The task: All entries below need to be written out exactly, but without their pictures.

Data supplied:
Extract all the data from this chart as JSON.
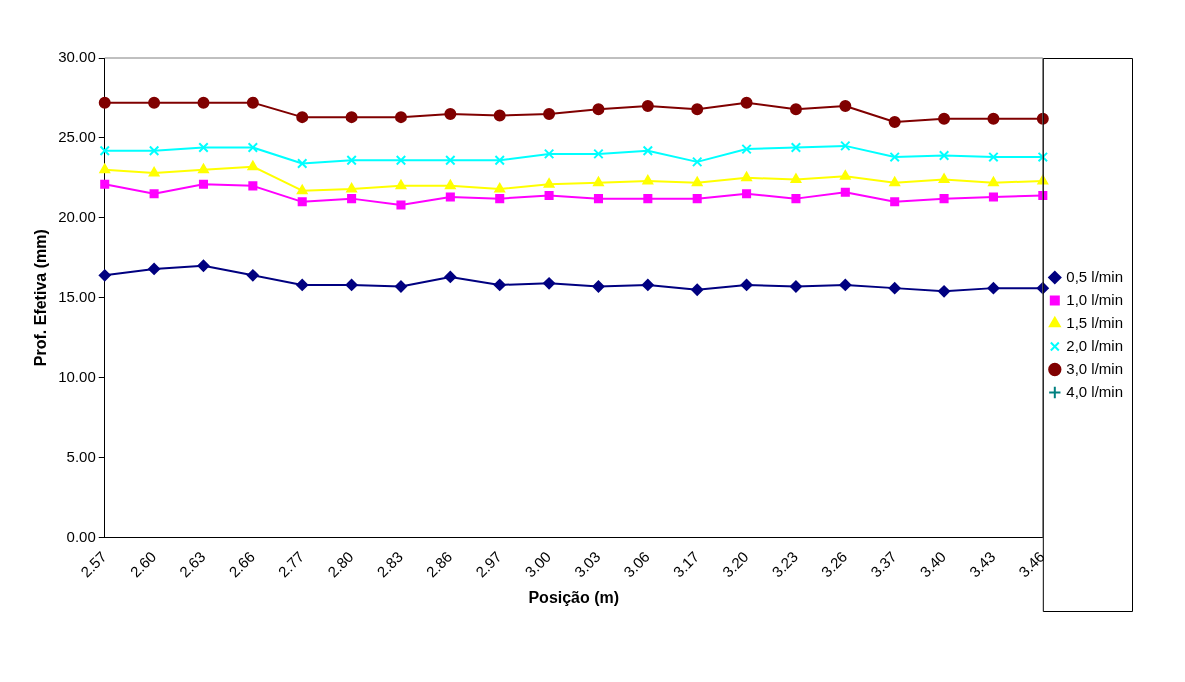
{
  "chart_data": {
    "type": "line",
    "xlabel": "Posição (m)",
    "ylabel": "Prof. Efetiva (mm)",
    "categories": [
      "2.57",
      "2.60",
      "2.63",
      "2.66",
      "2.77",
      "2.80",
      "2.83",
      "2.86",
      "2.97",
      "3.00",
      "3.03",
      "3.06",
      "3.17",
      "3.20",
      "3.23",
      "3.26",
      "3.37",
      "3.40",
      "3.43",
      "3.46"
    ],
    "series": [
      {
        "name": "0,5 l/min",
        "color": "#000080",
        "marker": "diamond",
        "values": [
          16.4,
          16.8,
          17.0,
          16.4,
          15.8,
          15.8,
          15.7,
          16.3,
          15.8,
          15.9,
          15.7,
          15.8,
          15.5,
          15.8,
          15.7,
          15.8,
          15.6,
          15.4,
          15.6,
          15.6
        ]
      },
      {
        "name": "1,0 l/min",
        "color": "#ff00ff",
        "marker": "square",
        "values": [
          22.1,
          21.5,
          22.1,
          22.0,
          21.0,
          21.2,
          20.8,
          21.3,
          21.2,
          21.4,
          21.2,
          21.2,
          21.2,
          21.5,
          21.2,
          21.6,
          21.0,
          21.2,
          21.3,
          21.4
        ]
      },
      {
        "name": "1,5 l/min",
        "color": "#ffff00",
        "marker": "triangle",
        "values": [
          23.0,
          22.8,
          23.0,
          23.2,
          21.7,
          21.8,
          22.0,
          22.0,
          21.8,
          22.1,
          22.2,
          22.3,
          22.2,
          22.5,
          22.4,
          22.6,
          22.2,
          22.4,
          22.2,
          22.3
        ]
      },
      {
        "name": "2,0 l/min",
        "color": "#00ffff",
        "marker": "cross",
        "values": [
          24.2,
          24.2,
          24.4,
          24.4,
          23.4,
          23.6,
          23.6,
          23.6,
          23.6,
          24.0,
          24.0,
          24.2,
          23.5,
          24.3,
          24.4,
          24.5,
          23.8,
          23.9,
          23.8,
          23.8
        ]
      },
      {
        "name": "3,0 l/min",
        "color": "#800000",
        "marker": "circle",
        "values": [
          27.2,
          27.2,
          27.2,
          27.2,
          26.3,
          26.3,
          26.3,
          26.5,
          26.4,
          26.5,
          26.8,
          27.0,
          26.8,
          27.2,
          26.8,
          27.0,
          26.0,
          26.2,
          26.2,
          26.2
        ]
      },
      {
        "name": "4,0 l/min",
        "color": "#008080",
        "marker": "plus",
        "values": [
          null,
          null,
          null,
          null,
          null,
          null,
          null,
          null,
          null,
          null,
          null,
          null,
          null,
          null,
          null,
          null,
          null,
          null,
          null,
          null
        ]
      }
    ],
    "ylim": [
      0,
      30
    ],
    "yticks": [
      {
        "value": 0,
        "label": "0.00"
      },
      {
        "value": 5,
        "label": "5.00"
      },
      {
        "value": 10,
        "label": "10.00"
      },
      {
        "value": 15,
        "label": "15.00"
      },
      {
        "value": 20,
        "label": "20.00"
      },
      {
        "value": 25,
        "label": "25.00"
      },
      {
        "value": 30,
        "label": "30.00"
      }
    ],
    "grid": false,
    "legend": "right"
  }
}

Result of this exercise:
Extract all the data from this chart as JSON.
{
  "chart_data": {
    "type": "line",
    "xlabel": "Posição (m)",
    "ylabel": "Prof. Efetiva (mm)",
    "categories": [
      "2.57",
      "2.60",
      "2.63",
      "2.66",
      "2.77",
      "2.80",
      "2.83",
      "2.86",
      "2.97",
      "3.00",
      "3.03",
      "3.06",
      "3.17",
      "3.20",
      "3.23",
      "3.26",
      "3.37",
      "3.40",
      "3.43",
      "3.46"
    ],
    "series": [
      {
        "name": "0,5 l/min",
        "color": "#000080",
        "marker": "diamond",
        "values": [
          16.4,
          16.8,
          17.0,
          16.4,
          15.8,
          15.8,
          15.7,
          16.3,
          15.8,
          15.9,
          15.7,
          15.8,
          15.5,
          15.8,
          15.7,
          15.8,
          15.6,
          15.4,
          15.6,
          15.6
        ]
      },
      {
        "name": "1,0 l/min",
        "color": "#ff00ff",
        "marker": "square",
        "values": [
          22.1,
          21.5,
          22.1,
          22.0,
          21.0,
          21.2,
          20.8,
          21.3,
          21.2,
          21.4,
          21.2,
          21.2,
          21.2,
          21.5,
          21.2,
          21.6,
          21.0,
          21.2,
          21.3,
          21.4
        ]
      },
      {
        "name": "1,5 l/min",
        "color": "#ffff00",
        "marker": "triangle",
        "values": [
          23.0,
          22.8,
          23.0,
          23.2,
          21.7,
          21.8,
          22.0,
          22.0,
          21.8,
          22.1,
          22.2,
          22.3,
          22.2,
          22.5,
          22.4,
          22.6,
          22.2,
          22.4,
          22.2,
          22.3
        ]
      },
      {
        "name": "2,0 l/min",
        "color": "#00ffff",
        "marker": "cross",
        "values": [
          24.2,
          24.2,
          24.4,
          24.4,
          23.4,
          23.6,
          23.6,
          23.6,
          23.6,
          24.0,
          24.0,
          24.2,
          23.5,
          24.3,
          24.4,
          24.5,
          23.8,
          23.9,
          23.8,
          23.8
        ]
      },
      {
        "name": "3,0 l/min",
        "color": "#800000",
        "marker": "circle",
        "values": [
          27.2,
          27.2,
          27.2,
          27.2,
          26.3,
          26.3,
          26.3,
          26.5,
          26.4,
          26.5,
          26.8,
          27.0,
          26.8,
          27.2,
          26.8,
          27.0,
          26.0,
          26.2,
          26.2,
          26.2
        ]
      },
      {
        "name": "4,0 l/min",
        "color": "#008080",
        "marker": "plus",
        "values": [
          null,
          null,
          null,
          null,
          null,
          null,
          null,
          null,
          null,
          null,
          null,
          null,
          null,
          null,
          null,
          null,
          null,
          null,
          null,
          null
        ]
      }
    ],
    "ylim": [
      0,
      30
    ],
    "yticks": [
      {
        "value": 0,
        "label": "0.00"
      },
      {
        "value": 5,
        "label": "5.00"
      },
      {
        "value": 10,
        "label": "10.00"
      },
      {
        "value": 15,
        "label": "15.00"
      },
      {
        "value": 20,
        "label": "20.00"
      },
      {
        "value": 25,
        "label": "25.00"
      },
      {
        "value": 30,
        "label": "30.00"
      }
    ],
    "grid": false,
    "legend": "right"
  }
}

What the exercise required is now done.